The records:

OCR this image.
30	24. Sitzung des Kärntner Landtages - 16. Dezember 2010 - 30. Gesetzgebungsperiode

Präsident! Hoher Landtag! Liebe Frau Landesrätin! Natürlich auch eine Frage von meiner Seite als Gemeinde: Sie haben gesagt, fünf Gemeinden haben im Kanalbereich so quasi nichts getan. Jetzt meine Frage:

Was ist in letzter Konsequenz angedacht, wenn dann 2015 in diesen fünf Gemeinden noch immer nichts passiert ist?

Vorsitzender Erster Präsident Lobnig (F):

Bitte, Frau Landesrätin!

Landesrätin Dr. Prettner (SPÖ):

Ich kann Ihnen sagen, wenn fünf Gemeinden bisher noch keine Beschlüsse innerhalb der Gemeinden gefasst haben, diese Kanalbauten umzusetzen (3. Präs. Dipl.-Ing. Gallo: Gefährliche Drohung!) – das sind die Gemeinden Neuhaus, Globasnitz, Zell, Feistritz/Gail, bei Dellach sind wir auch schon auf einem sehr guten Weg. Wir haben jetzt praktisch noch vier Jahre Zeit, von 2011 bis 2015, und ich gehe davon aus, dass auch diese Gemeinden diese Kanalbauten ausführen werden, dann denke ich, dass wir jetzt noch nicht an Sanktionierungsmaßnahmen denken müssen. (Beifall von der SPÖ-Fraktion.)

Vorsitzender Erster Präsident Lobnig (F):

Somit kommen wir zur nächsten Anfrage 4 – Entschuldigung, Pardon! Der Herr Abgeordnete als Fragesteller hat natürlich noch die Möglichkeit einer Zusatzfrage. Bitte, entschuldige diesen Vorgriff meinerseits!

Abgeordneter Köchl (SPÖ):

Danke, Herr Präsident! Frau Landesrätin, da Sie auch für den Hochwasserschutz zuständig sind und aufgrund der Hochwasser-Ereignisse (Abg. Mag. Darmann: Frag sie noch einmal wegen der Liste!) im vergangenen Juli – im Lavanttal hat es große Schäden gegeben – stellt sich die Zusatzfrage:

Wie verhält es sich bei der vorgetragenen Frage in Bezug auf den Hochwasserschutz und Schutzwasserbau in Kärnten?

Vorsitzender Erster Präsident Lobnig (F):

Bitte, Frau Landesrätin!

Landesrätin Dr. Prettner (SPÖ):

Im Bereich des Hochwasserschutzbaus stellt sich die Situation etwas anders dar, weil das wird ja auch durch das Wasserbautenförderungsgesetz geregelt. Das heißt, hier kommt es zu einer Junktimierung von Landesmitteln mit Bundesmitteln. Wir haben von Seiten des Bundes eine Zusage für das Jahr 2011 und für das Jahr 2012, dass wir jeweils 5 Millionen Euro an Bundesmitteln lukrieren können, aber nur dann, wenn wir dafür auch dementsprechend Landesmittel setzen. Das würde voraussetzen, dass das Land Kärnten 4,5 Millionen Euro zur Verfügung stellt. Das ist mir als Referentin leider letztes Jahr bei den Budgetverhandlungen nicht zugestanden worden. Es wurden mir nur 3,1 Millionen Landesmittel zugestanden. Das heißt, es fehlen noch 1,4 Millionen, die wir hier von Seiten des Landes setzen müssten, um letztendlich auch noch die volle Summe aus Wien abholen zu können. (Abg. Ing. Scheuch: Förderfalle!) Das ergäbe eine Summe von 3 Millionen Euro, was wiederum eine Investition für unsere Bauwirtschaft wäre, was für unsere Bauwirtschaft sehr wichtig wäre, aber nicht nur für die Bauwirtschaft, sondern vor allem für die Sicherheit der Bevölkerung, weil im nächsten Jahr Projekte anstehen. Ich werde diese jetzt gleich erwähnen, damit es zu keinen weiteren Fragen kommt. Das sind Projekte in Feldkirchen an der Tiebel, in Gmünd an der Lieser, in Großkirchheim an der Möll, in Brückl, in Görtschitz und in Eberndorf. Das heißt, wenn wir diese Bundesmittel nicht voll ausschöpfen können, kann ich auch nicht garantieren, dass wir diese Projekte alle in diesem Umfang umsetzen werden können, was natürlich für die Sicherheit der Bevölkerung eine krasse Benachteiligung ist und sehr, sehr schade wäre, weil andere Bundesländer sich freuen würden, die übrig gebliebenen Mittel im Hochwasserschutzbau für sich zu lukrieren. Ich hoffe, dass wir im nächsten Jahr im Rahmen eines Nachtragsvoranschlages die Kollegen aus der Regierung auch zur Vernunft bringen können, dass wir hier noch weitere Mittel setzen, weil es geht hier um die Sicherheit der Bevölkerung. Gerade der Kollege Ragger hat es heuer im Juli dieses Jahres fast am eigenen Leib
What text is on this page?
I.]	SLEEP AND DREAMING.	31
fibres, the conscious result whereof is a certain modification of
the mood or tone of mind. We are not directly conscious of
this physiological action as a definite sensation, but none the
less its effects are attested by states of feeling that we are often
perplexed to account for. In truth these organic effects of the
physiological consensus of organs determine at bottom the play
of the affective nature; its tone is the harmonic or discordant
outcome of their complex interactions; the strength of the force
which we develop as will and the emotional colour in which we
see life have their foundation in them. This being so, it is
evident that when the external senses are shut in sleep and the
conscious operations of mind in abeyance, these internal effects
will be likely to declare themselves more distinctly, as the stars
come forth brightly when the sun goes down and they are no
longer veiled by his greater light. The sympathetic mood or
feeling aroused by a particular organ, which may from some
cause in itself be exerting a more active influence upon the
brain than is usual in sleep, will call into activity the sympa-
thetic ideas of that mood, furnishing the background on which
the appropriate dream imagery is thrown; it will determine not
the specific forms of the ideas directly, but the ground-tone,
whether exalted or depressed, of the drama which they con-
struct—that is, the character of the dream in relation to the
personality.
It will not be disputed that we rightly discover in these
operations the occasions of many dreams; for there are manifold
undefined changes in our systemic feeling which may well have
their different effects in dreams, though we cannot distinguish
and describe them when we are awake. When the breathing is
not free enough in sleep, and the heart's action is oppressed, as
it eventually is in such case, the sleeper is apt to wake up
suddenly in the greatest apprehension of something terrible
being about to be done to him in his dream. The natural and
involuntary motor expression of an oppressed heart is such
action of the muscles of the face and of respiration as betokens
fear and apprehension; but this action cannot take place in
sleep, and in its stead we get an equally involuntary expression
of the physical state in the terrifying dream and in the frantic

What this task involves: Each record above should be returned exactly as it appears.

Solution below:
OCR this image.
30	24. Sitzung des Kärntner Landtages - 16. Dezember 2010 - 30. Gesetzgebungsperiode

Präsident! Hoher Landtag! Liebe Frau Landesrätin! Natürlich auch eine Frage von meiner Seite als Gemeinde: Sie haben gesagt, fünf Gemeinden haben im Kanalbereich so quasi nichts getan. Jetzt meine Frage:

Was ist in letzter Konsequenz angedacht, wenn dann 2015 in diesen fünf Gemeinden noch immer nichts passiert ist?

Vorsitzender Erster Präsident Lobnig (F):

Bitte, Frau Landesrätin!

Landesrätin Dr. Prettner (SPÖ):

Ich kann Ihnen sagen, wenn fünf Gemeinden bisher noch keine Beschlüsse innerhalb der Gemeinden gefasst haben, diese Kanalbauten umzusetzen (3. Präs. Dipl.-Ing. Gallo: Gefährliche Drohung!) – das sind die Gemeinden Neuhaus, Globasnitz, Zell, Feistritz/Gail, bei Dellach sind wir auch schon auf einem sehr guten Weg. Wir haben jetzt praktisch noch vier Jahre Zeit, von 2011 bis 2015, und ich gehe davon aus, dass auch diese Gemeinden diese Kanalbauten ausführen werden, dann denke ich, dass wir jetzt noch nicht an Sanktionierungsmaßnahmen denken müssen. (Beifall von der SPÖ-Fraktion.)

Vorsitzender Erster Präsident Lobnig (F):

Somit kommen wir zur nächsten Anfrage 4 – Entschuldigung, Pardon! Der Herr Abgeordnete als Fragesteller hat natürlich noch die Möglichkeit einer Zusatzfrage. Bitte, entschuldige diesen Vorgriff meinerseits!

Abgeordneter Köchl (SPÖ):

Danke, Herr Präsident! Frau Landesrätin, da Sie auch für den Hochwasserschutz zuständig sind und aufgrund der Hochwasser-Ereignisse (Abg. Mag. Darmann: Frag sie noch einmal wegen der Liste!) im vergangenen Juli – im Lavanttal hat es große Schäden gegeben – stellt sich die Zusatzfrage:

Wie verhält es sich bei der vorgetragenen Frage in Bezug auf den Hochwasserschutz und Schutzwasserbau in Kärnten?

Vorsitzender Erster Präsident Lobnig (F):

Bitte, Frau Landesrätin!

Landesrätin Dr. Prettner (SPÖ):

Im Bereich des Hochwasserschutzbaus stellt sich die Situation etwas anders dar, weil das wird ja auch durch das Wasserbautenförderungsgesetz geregelt. Das heißt, hier kommt es zu einer Junktimierung von Landesmitteln mit Bundesmitteln. Wir haben von Seiten des Bundes eine Zusage für das Jahr 2011 und für das Jahr 2012, dass wir jeweils 5 Millionen Euro an Bundesmitteln lukrieren können, aber nur dann, wenn wir dafür auch dementsprechend Landesmittel setzen. Das würde voraussetzen, dass das Land Kärnten 4,5 Millionen Euro zur Verfügung stellt. Das ist mir als Referentin leider letztes Jahr bei den Budgetverhandlungen nicht zugestanden worden. Es wurden mir nur 3,1 Millionen Landesmittel zugestanden. Das heißt, es fehlen noch 1,4 Millionen, die wir hier von Seiten des Landes setzen müssten, um letztendlich auch noch die volle Summe aus Wien abholen zu können. (Abg. Ing. Scheuch: Förderfalle!) Das ergäbe eine Summe von 3 Millionen Euro, was wiederum eine Investition für unsere Bauwirtschaft wäre, was für unsere Bauwirtschaft sehr wichtig wäre, aber nicht nur für die Bauwirtschaft, sondern vor allem für die Sicherheit der Bevölkerung, weil im nächsten Jahr Projekte anstehen. Ich werde diese jetzt gleich erwähnen, damit es zu keinen weiteren Fragen kommt. Das sind Projekte in Feldkirchen an der Tiebel, in Gmünd an der Lieser, in Großkirchheim an der Möll, in Brückl, in Görtschitz und in Eberndorf. Das heißt, wenn wir diese Bundesmittel nicht voll ausschöpfen können, kann ich auch nicht garantieren, dass wir diese Projekte alle in diesem Umfang umsetzen werden können, was natürlich für die Sicherheit der Bevölkerung eine krasse Benachteiligung ist und sehr, sehr schade wäre, weil andere Bundesländer sich freuen würden, die übrig gebliebenen Mittel im Hochwasserschutzbau für sich zu lukrieren. Ich hoffe, dass wir im nächsten Jahr im Rahmen eines Nachtragsvoranschlages die Kollegen aus der Regierung auch zur Vernunft bringen können, dass wir hier noch weitere Mittel setzen, weil es geht hier um die Sicherheit der Bevölkerung. Gerade der Kollege Ragger hat es heuer im Juli dieses Jahres fast am eigenen Leib
What text is on this page?
I.]	SLEEP AND DREAMING.	31
fibres, the conscious result whereof is a certain modification of
the mood or tone of mind. We are not directly conscious of
this physiological action as a definite sensation, but none the
less its effects are attested by states of feeling that we are often
perplexed to account for. In truth these organic effects of the
physiological consensus of organs determine at bottom the play
of the affective nature; its tone is the harmonic or discordant
outcome of their complex interactions; the strength of the force
which we develop as will and the emotional colour in which we
see life have their foundation in them. This being so, it is
evident that when the external senses are shut in sleep and the
conscious operations of mind in abeyance, these internal effects
will be likely to declare themselves more distinctly, as the stars
come forth brightly when the sun goes down and they are no
longer veiled by his greater light. The sympathetic mood or
feeling aroused by a particular organ, which may from some
cause in itself be exerting a more active influence upon the
brain than is usual in sleep, will call into activity the sympa-
thetic ideas of that mood, furnishing the background on which
the appropriate dream imagery is thrown; it will determine not
the specific forms of the ideas directly, but the ground-tone,
whether exalted or depressed, of the drama which they con-
struct—that is, the character of the dream in relation to the
personality.
It will not be disputed that we rightly discover in these
operations the occasions of many dreams; for there are manifold
undefined changes in our systemic feeling which may well have
their different effects in dreams, though we cannot distinguish
and describe them when we are awake. When the breathing is
not free enough in sleep, and the heart's action is oppressed, as
it eventually is in such case, the sleeper is apt to wake up
suddenly in the greatest apprehension of something terrible
being about to be done to him in his dream. The natural and
involuntary motor expression of an oppressed heart is such
action of the muscles of the face and of respiration as betokens
fear and apprehension; but this action cannot take place in
sleep, and in its stead we get an equally involuntary expression
of the physical state in the terrifying dream and in the frantic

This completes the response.